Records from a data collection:
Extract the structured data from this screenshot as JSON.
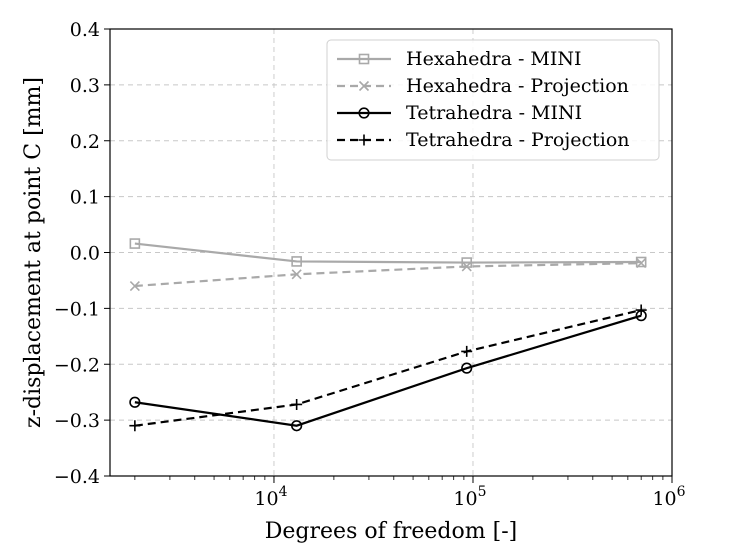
{
  "chart_data": {
    "type": "line",
    "title": "",
    "xlabel": "Degrees of freedom [-]",
    "ylabel": "z-displacement at point C [mm]",
    "xscale": "log",
    "xlim": [
      1500,
      1000000
    ],
    "ylim": [
      -0.4,
      0.4
    ],
    "grid": true,
    "legend_position": "top-right",
    "x_ticks": [
      {
        "value": 10000,
        "base": "10",
        "exp": "4"
      },
      {
        "value": 100000,
        "base": "10",
        "exp": "5"
      },
      {
        "value": 1000000,
        "base": "10",
        "exp": "6"
      }
    ],
    "y_ticks": [
      {
        "value": 0.4,
        "label": "0.4"
      },
      {
        "value": 0.3,
        "label": "0.3"
      },
      {
        "value": 0.2,
        "label": "0.2"
      },
      {
        "value": 0.1,
        "label": "0.1"
      },
      {
        "value": 0.0,
        "label": "0.0"
      },
      {
        "value": -0.1,
        "label": "−0.1"
      },
      {
        "value": -0.2,
        "label": "−0.2"
      },
      {
        "value": -0.3,
        "label": "−0.3"
      },
      {
        "value": -0.4,
        "label": "−0.4"
      }
    ],
    "series": [
      {
        "name": "Hexahedra - MINI",
        "color": "#a9a9a9",
        "dash": "solid",
        "marker": "square",
        "x": [
          2000,
          13000,
          93000,
          700000
        ],
        "y": [
          0.016,
          -0.016,
          -0.018,
          -0.017
        ]
      },
      {
        "name": "Hexahedra - Projection",
        "color": "#a9a9a9",
        "dash": "dashed",
        "marker": "x",
        "x": [
          2000,
          13000,
          93000,
          700000
        ],
        "y": [
          -0.06,
          -0.039,
          -0.025,
          -0.019
        ]
      },
      {
        "name": "Tetrahedra - MINI",
        "color": "#000000",
        "dash": "solid",
        "marker": "circle",
        "x": [
          2000,
          13000,
          93000,
          700000
        ],
        "y": [
          -0.268,
          -0.31,
          -0.207,
          -0.113
        ]
      },
      {
        "name": "Tetrahedra - Projection",
        "color": "#000000",
        "dash": "dashed",
        "marker": "plus",
        "x": [
          2000,
          13000,
          93000,
          700000
        ],
        "y": [
          -0.31,
          -0.272,
          -0.177,
          -0.103
        ]
      }
    ]
  }
}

• SHORT TASK: The records above are to be quoted exactly, with all pictures left out.

• CORRECT RESPONSE:
Extract the structured data from this screenshot as JSON.
{
  "chart_data": {
    "type": "line",
    "title": "",
    "xlabel": "Degrees of freedom [-]",
    "ylabel": "z-displacement at point C [mm]",
    "xscale": "log",
    "xlim": [
      1500,
      1000000
    ],
    "ylim": [
      -0.4,
      0.4
    ],
    "grid": true,
    "legend_position": "top-right",
    "x_ticks": [
      {
        "value": 10000,
        "base": "10",
        "exp": "4"
      },
      {
        "value": 100000,
        "base": "10",
        "exp": "5"
      },
      {
        "value": 1000000,
        "base": "10",
        "exp": "6"
      }
    ],
    "y_ticks": [
      {
        "value": 0.4,
        "label": "0.4"
      },
      {
        "value": 0.3,
        "label": "0.3"
      },
      {
        "value": 0.2,
        "label": "0.2"
      },
      {
        "value": 0.1,
        "label": "0.1"
      },
      {
        "value": 0.0,
        "label": "0.0"
      },
      {
        "value": -0.1,
        "label": "−0.1"
      },
      {
        "value": -0.2,
        "label": "−0.2"
      },
      {
        "value": -0.3,
        "label": "−0.3"
      },
      {
        "value": -0.4,
        "label": "−0.4"
      }
    ],
    "series": [
      {
        "name": "Hexahedra - MINI",
        "color": "#a9a9a9",
        "dash": "solid",
        "marker": "square",
        "x": [
          2000,
          13000,
          93000,
          700000
        ],
        "y": [
          0.016,
          -0.016,
          -0.018,
          -0.017
        ]
      },
      {
        "name": "Hexahedra - Projection",
        "color": "#a9a9a9",
        "dash": "dashed",
        "marker": "x",
        "x": [
          2000,
          13000,
          93000,
          700000
        ],
        "y": [
          -0.06,
          -0.039,
          -0.025,
          -0.019
        ]
      },
      {
        "name": "Tetrahedra - MINI",
        "color": "#000000",
        "dash": "solid",
        "marker": "circle",
        "x": [
          2000,
          13000,
          93000,
          700000
        ],
        "y": [
          -0.268,
          -0.31,
          -0.207,
          -0.113
        ]
      },
      {
        "name": "Tetrahedra - Projection",
        "color": "#000000",
        "dash": "dashed",
        "marker": "plus",
        "x": [
          2000,
          13000,
          93000,
          700000
        ],
        "y": [
          -0.31,
          -0.272,
          -0.177,
          -0.103
        ]
      }
    ]
  }
}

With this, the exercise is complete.